Source records
--- Begin ---

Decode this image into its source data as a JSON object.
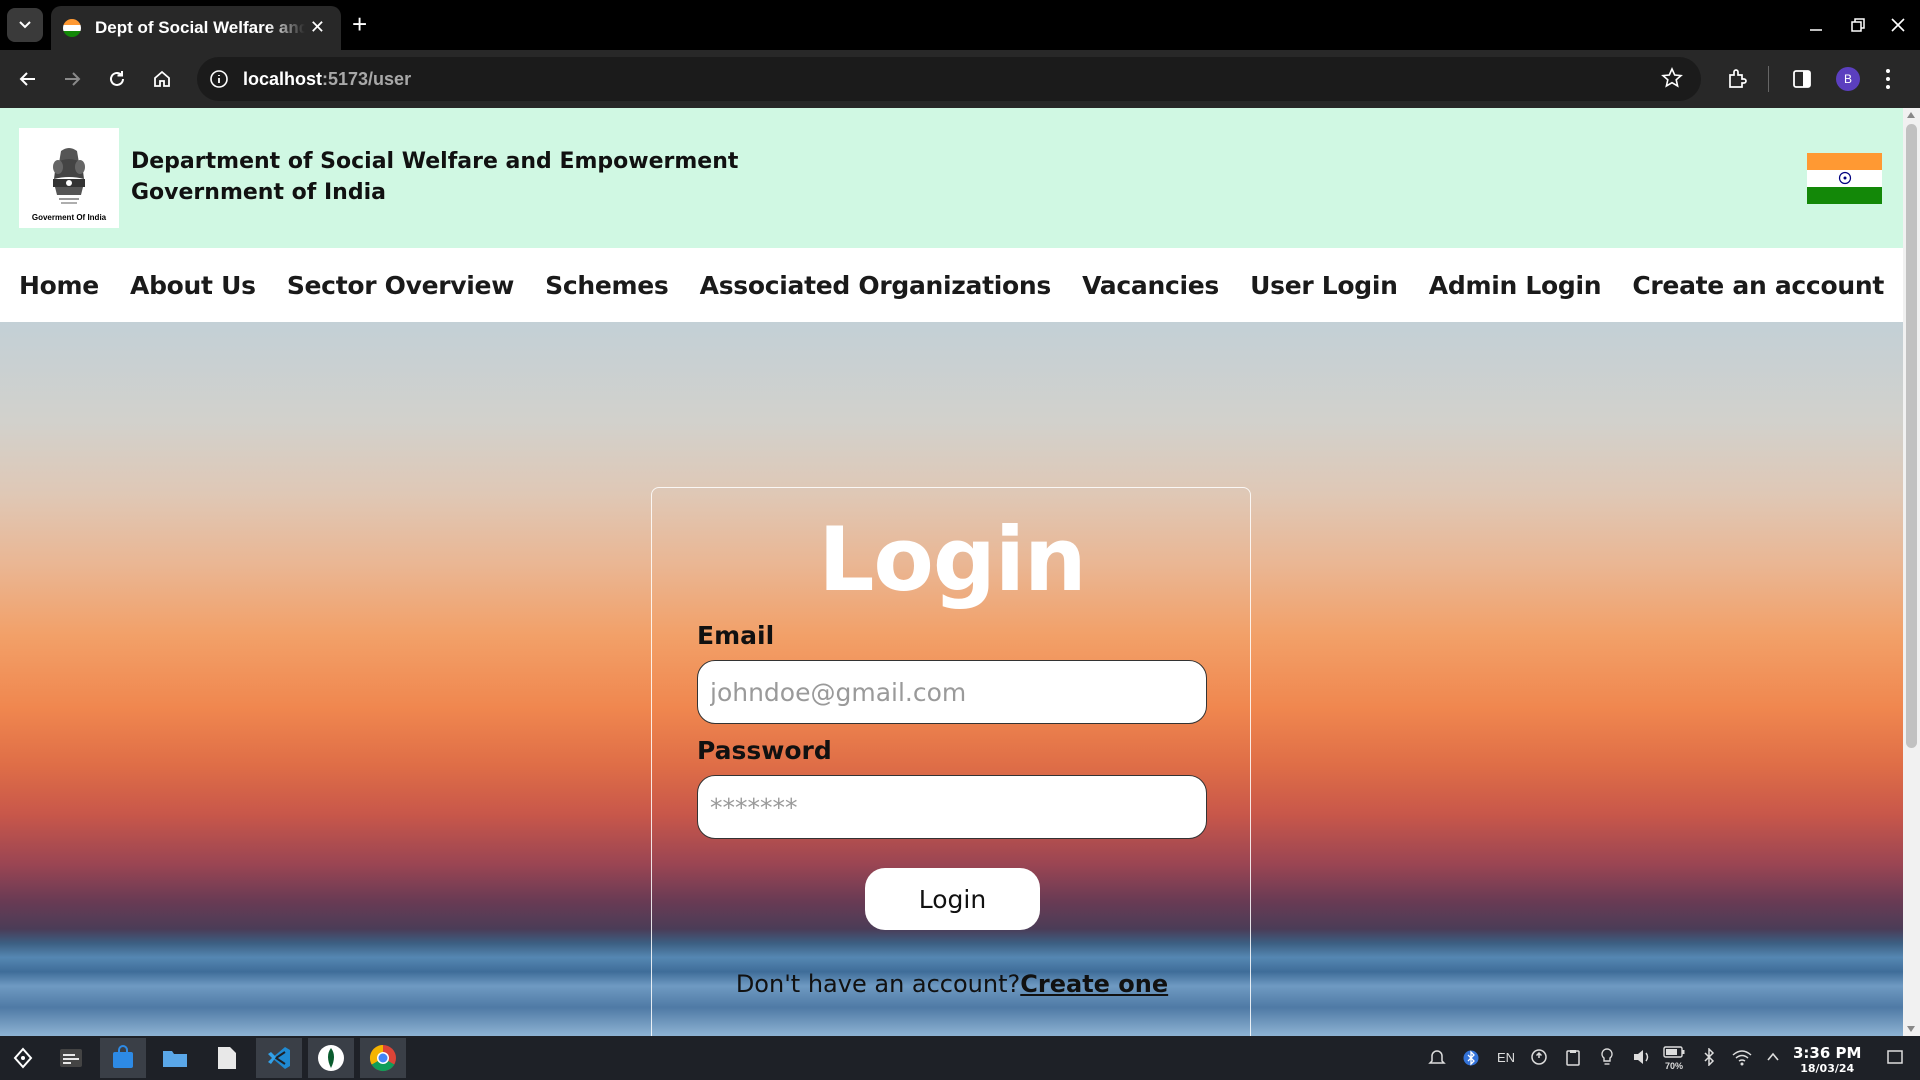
{
  "browser": {
    "tab_title": "Dept of Social Welfare and Empowerment",
    "tab_close": "✕",
    "new_tab": "+",
    "url_host": "localhost",
    "url_rest": ":5173/user",
    "profile_initial": "B"
  },
  "header": {
    "emblem_caption": "Goverment Of India",
    "dept_line1": "Department of Social Welfare and Empowerment",
    "dept_line2": "Government of India"
  },
  "nav": {
    "items": [
      "Home",
      "About Us",
      "Sector Overview",
      "Schemes",
      "Associated Organizations",
      "Vacancies",
      "User Login",
      "Admin Login",
      "Create an account"
    ]
  },
  "login": {
    "title": "Login",
    "email_label": "Email",
    "email_placeholder": "johndoe@gmail.com",
    "password_label": "Password",
    "password_placeholder": "*******",
    "button": "Login",
    "signup_prompt": "Don't have an account?",
    "signup_link": "Create one"
  },
  "taskbar": {
    "lang": "EN",
    "battery": "70%",
    "time": "3:36 PM",
    "date": "18/03/24"
  },
  "colors": {
    "header_bg": "#d0f8e3",
    "flag_saffron": "#ff9933",
    "flag_green": "#138808",
    "chakra": "#000080"
  }
}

--- End ---

Copy every line in the records above that contains the word "account".

      "Create an account"
    "signup_prompt": "Don't have an account?",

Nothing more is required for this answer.